ENTRIES SUPPLIED:
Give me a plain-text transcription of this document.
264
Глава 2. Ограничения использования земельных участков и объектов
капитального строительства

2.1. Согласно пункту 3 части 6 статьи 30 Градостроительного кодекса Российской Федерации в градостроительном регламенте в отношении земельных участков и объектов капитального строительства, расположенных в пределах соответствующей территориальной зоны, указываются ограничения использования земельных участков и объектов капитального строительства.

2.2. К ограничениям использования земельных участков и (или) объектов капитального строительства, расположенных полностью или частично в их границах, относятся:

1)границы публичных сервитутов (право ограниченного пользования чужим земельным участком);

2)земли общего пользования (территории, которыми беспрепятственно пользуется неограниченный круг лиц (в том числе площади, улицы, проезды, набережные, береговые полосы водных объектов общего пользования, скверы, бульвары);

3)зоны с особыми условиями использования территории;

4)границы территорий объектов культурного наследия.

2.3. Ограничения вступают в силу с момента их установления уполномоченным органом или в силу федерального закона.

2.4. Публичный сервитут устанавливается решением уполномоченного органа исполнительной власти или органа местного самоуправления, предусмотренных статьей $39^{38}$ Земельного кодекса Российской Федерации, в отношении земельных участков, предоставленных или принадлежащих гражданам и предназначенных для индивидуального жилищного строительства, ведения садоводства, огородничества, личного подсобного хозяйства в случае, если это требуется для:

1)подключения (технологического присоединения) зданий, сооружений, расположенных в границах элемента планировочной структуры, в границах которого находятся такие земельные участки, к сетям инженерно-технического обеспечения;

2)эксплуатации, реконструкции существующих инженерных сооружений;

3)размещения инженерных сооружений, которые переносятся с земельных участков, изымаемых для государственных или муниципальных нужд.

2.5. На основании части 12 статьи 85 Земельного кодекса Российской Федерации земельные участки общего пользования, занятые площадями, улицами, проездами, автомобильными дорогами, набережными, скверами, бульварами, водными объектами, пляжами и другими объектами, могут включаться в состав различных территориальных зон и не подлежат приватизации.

CHALLENGE: Find every line in the records that has the string "статьи", then state how many there are and nothing else.

FINISHED TASK: 2